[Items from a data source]
========

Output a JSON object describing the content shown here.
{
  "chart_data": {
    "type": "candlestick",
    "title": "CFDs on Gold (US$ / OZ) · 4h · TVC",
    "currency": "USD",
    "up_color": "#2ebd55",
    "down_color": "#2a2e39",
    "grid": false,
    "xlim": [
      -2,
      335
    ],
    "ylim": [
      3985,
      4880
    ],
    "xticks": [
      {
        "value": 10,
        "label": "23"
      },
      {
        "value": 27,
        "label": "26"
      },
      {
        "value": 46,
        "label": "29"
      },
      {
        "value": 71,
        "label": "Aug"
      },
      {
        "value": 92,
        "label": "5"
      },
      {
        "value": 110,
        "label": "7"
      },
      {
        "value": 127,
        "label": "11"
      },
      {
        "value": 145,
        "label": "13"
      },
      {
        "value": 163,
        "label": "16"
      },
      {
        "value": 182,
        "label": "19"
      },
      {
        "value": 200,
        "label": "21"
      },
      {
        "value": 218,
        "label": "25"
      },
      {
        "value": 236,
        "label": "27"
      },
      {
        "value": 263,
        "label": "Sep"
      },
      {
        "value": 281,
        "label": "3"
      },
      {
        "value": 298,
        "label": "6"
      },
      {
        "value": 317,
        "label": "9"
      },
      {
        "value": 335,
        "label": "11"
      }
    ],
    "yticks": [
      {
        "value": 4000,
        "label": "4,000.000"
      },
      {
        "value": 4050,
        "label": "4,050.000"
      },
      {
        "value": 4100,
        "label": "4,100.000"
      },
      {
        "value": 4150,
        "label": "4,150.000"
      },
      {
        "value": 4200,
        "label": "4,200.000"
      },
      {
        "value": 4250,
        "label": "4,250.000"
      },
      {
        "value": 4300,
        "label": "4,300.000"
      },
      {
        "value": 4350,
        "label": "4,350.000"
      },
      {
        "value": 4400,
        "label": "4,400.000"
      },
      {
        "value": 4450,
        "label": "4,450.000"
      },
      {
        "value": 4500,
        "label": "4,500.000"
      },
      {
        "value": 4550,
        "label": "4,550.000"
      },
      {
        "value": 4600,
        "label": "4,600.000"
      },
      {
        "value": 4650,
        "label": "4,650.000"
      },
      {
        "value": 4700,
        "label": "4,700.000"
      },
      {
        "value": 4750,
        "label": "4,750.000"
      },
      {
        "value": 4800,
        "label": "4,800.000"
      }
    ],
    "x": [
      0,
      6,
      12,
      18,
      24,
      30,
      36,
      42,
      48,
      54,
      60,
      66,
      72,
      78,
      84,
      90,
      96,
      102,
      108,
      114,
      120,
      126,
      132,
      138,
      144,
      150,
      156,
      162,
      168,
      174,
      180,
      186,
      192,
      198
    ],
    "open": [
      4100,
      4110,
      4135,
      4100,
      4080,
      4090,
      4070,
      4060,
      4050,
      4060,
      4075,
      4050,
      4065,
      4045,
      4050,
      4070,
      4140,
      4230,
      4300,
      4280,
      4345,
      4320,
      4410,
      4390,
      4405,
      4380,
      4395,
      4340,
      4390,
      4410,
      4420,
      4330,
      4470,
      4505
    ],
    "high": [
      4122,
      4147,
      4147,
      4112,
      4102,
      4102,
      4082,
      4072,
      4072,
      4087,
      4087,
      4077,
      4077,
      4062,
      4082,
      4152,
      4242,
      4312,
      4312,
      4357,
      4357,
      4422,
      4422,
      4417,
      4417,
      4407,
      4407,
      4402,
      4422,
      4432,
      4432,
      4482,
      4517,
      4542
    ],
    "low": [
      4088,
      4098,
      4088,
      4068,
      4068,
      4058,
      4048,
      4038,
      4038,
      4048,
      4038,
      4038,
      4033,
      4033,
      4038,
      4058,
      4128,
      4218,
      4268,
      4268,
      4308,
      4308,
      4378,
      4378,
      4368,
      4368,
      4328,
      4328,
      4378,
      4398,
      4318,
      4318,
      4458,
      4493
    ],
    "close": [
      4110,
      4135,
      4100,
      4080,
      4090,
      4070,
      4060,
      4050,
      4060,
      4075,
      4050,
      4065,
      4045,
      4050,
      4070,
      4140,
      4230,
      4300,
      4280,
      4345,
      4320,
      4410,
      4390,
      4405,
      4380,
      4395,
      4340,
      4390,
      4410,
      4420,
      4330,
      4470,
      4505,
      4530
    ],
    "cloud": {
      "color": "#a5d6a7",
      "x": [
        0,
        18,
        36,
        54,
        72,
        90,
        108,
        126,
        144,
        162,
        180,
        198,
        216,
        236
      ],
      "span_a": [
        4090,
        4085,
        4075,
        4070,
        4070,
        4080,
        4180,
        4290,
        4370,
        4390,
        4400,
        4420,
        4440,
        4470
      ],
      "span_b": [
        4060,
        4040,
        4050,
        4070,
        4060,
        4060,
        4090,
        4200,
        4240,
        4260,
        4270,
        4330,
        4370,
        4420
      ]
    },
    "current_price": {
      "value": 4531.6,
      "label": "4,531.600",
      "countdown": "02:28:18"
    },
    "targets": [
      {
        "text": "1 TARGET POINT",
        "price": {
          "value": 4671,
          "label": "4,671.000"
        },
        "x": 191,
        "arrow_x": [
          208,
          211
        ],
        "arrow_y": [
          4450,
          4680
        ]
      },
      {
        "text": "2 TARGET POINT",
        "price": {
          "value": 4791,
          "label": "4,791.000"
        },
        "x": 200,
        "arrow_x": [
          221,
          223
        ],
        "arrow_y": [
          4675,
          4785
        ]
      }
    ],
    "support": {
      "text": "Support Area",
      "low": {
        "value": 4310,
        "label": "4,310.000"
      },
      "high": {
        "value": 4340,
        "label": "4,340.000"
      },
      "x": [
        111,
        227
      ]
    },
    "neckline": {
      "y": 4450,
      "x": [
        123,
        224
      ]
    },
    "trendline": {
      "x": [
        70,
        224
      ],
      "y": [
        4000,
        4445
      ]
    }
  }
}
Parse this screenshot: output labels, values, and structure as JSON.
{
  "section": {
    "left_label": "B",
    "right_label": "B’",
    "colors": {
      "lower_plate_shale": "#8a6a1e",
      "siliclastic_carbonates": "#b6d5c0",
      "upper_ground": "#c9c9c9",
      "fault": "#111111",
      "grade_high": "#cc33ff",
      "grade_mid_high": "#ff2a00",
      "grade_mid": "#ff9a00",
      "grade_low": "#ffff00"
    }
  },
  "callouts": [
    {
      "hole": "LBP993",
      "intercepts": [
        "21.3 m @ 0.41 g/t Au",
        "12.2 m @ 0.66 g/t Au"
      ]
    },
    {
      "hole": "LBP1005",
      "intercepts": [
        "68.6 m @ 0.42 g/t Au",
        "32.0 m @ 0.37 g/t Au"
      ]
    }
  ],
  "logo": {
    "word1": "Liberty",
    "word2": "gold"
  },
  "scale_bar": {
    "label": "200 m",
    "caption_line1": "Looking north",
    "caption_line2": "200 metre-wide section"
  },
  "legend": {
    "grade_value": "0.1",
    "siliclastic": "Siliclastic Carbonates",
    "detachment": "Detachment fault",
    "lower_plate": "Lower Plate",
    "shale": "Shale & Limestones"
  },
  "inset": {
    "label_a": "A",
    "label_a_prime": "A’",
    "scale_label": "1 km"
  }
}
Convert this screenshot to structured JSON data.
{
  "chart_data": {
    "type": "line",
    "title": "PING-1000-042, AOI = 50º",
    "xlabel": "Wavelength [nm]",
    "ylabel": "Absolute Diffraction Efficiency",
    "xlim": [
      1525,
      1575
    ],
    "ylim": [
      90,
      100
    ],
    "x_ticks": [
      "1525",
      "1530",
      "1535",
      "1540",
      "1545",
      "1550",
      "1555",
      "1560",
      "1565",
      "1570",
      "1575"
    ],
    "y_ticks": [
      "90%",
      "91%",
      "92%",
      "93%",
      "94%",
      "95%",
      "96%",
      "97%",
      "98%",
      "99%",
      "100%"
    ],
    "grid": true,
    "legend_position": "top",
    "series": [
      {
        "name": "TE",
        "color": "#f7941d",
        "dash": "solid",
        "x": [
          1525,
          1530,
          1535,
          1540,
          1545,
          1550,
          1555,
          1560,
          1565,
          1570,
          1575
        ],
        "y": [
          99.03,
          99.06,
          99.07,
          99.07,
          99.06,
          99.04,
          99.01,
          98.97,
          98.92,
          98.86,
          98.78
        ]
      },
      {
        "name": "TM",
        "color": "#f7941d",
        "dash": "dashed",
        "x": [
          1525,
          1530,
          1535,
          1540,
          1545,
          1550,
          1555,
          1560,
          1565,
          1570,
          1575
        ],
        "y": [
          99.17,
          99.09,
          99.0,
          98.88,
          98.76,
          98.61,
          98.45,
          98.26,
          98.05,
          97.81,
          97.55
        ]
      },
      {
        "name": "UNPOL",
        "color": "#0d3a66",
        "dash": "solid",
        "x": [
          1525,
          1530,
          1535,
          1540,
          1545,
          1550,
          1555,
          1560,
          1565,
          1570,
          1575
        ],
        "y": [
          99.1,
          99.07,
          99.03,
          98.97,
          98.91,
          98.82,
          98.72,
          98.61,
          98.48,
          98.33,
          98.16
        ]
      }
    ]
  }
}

========

== Stated task ==
Scan the lines above for "POINT", then copy every one that has it.

== Problem solution ==
        "text": "1 TARGET POINT",
        "text": "2 TARGET POINT",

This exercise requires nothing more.